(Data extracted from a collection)

-- Begin --

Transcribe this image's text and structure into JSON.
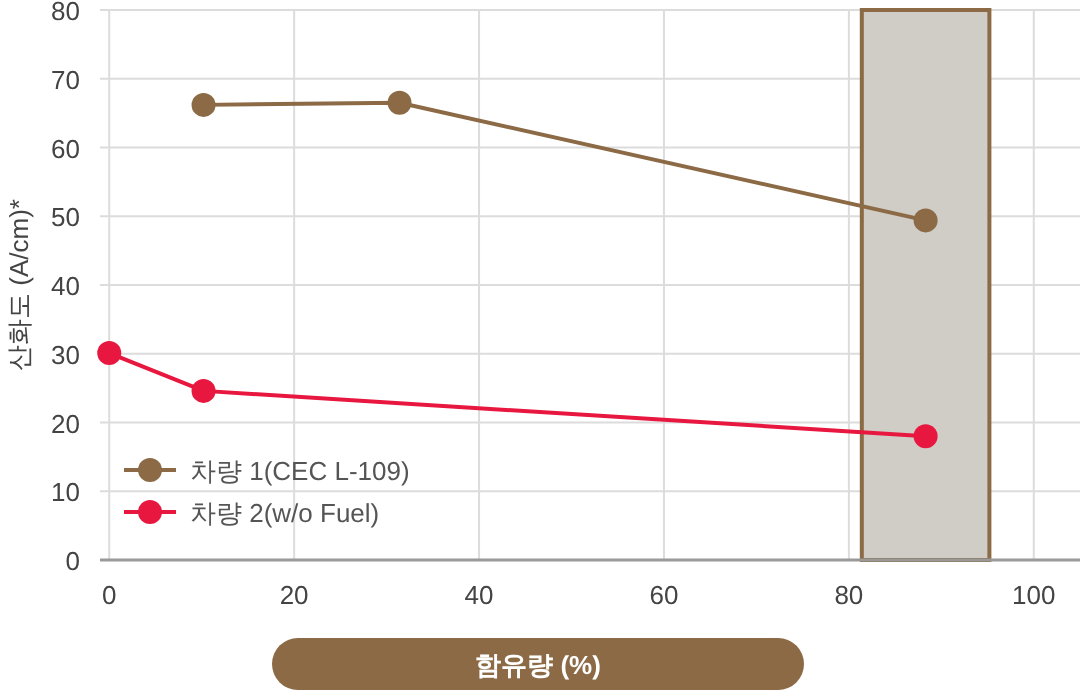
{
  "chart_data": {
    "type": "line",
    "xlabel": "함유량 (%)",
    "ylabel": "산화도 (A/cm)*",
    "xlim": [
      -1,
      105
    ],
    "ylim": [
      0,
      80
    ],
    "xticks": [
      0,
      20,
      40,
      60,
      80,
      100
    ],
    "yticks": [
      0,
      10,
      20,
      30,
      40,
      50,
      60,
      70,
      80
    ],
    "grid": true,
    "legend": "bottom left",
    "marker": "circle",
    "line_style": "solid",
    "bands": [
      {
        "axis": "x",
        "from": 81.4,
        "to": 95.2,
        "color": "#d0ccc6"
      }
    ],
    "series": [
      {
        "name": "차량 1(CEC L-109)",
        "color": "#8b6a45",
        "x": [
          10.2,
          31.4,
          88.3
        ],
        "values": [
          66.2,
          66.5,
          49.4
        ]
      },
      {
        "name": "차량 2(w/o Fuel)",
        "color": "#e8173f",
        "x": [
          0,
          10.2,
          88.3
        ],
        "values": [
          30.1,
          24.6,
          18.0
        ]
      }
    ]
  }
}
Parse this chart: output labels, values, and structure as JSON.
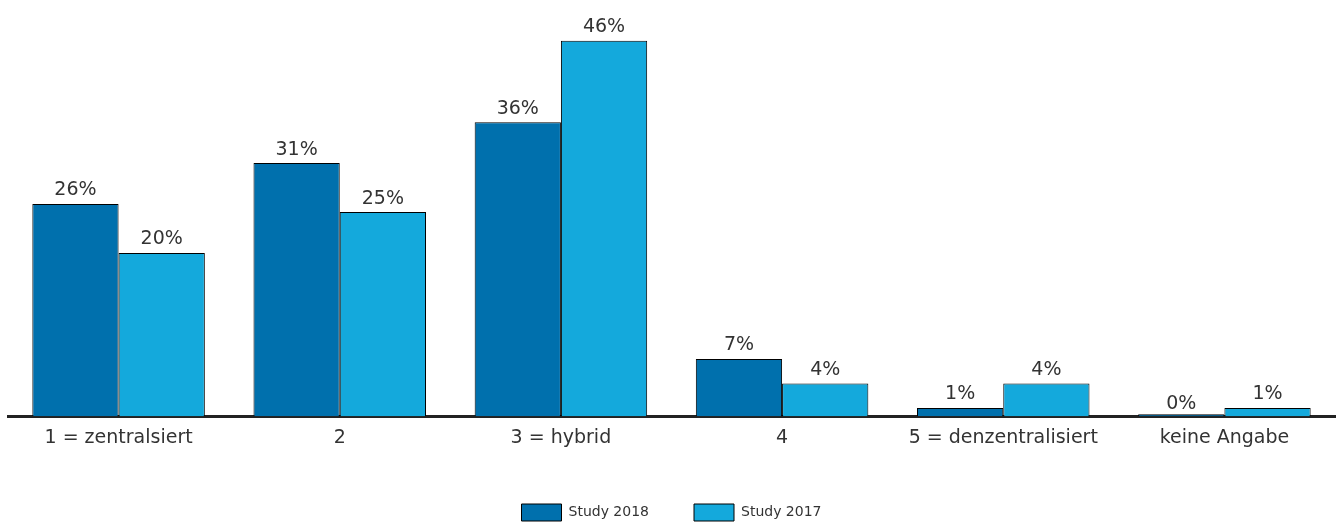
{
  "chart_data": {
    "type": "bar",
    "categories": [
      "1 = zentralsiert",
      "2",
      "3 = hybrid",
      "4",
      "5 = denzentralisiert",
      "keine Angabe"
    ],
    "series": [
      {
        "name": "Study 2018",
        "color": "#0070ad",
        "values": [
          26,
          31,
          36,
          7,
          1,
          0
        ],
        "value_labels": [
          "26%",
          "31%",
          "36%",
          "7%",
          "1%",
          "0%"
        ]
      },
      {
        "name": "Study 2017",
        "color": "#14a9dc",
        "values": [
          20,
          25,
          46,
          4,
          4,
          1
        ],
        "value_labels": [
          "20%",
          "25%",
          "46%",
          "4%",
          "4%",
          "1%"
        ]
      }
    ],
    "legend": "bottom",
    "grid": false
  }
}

-- End --

Transcribe the whole listing exactly. Pictures are excluded.

_Output of the exercise_:
Transcribe this image's text and structure into JSON.
{
  "chart_data": {
    "type": "line",
    "xlabel": "함유량 (%)",
    "ylabel": "산화도 (A/cm)*",
    "xlim": [
      -1,
      105
    ],
    "ylim": [
      0,
      80
    ],
    "xticks": [
      0,
      20,
      40,
      60,
      80,
      100
    ],
    "yticks": [
      0,
      10,
      20,
      30,
      40,
      50,
      60,
      70,
      80
    ],
    "grid": true,
    "legend": "bottom left",
    "marker": "circle",
    "line_style": "solid",
    "bands": [
      {
        "axis": "x",
        "from": 81.4,
        "to": 95.2,
        "color": "#d0ccc6"
      }
    ],
    "series": [
      {
        "name": "차량 1(CEC L-109)",
        "color": "#8b6a45",
        "x": [
          10.2,
          31.4,
          88.3
        ],
        "values": [
          66.2,
          66.5,
          49.4
        ]
      },
      {
        "name": "차량 2(w/o Fuel)",
        "color": "#e8173f",
        "x": [
          0,
          10.2,
          88.3
        ],
        "values": [
          30.1,
          24.6,
          18.0
        ]
      }
    ]
  }
}
Parse this chart: output labels, values, and structure as JSON.
{
  "chart_data": {
    "type": "bar",
    "categories": [
      "1 = zentralsiert",
      "2",
      "3 = hybrid",
      "4",
      "5 = denzentralisiert",
      "keine Angabe"
    ],
    "series": [
      {
        "name": "Study 2018",
        "color": "#0070ad",
        "values": [
          26,
          31,
          36,
          7,
          1,
          0
        ],
        "value_labels": [
          "26%",
          "31%",
          "36%",
          "7%",
          "1%",
          "0%"
        ]
      },
      {
        "name": "Study 2017",
        "color": "#14a9dc",
        "values": [
          20,
          25,
          46,
          4,
          4,
          1
        ],
        "value_labels": [
          "20%",
          "25%",
          "46%",
          "4%",
          "4%",
          "1%"
        ]
      }
    ],
    "legend": "bottom",
    "grid": false
  }
}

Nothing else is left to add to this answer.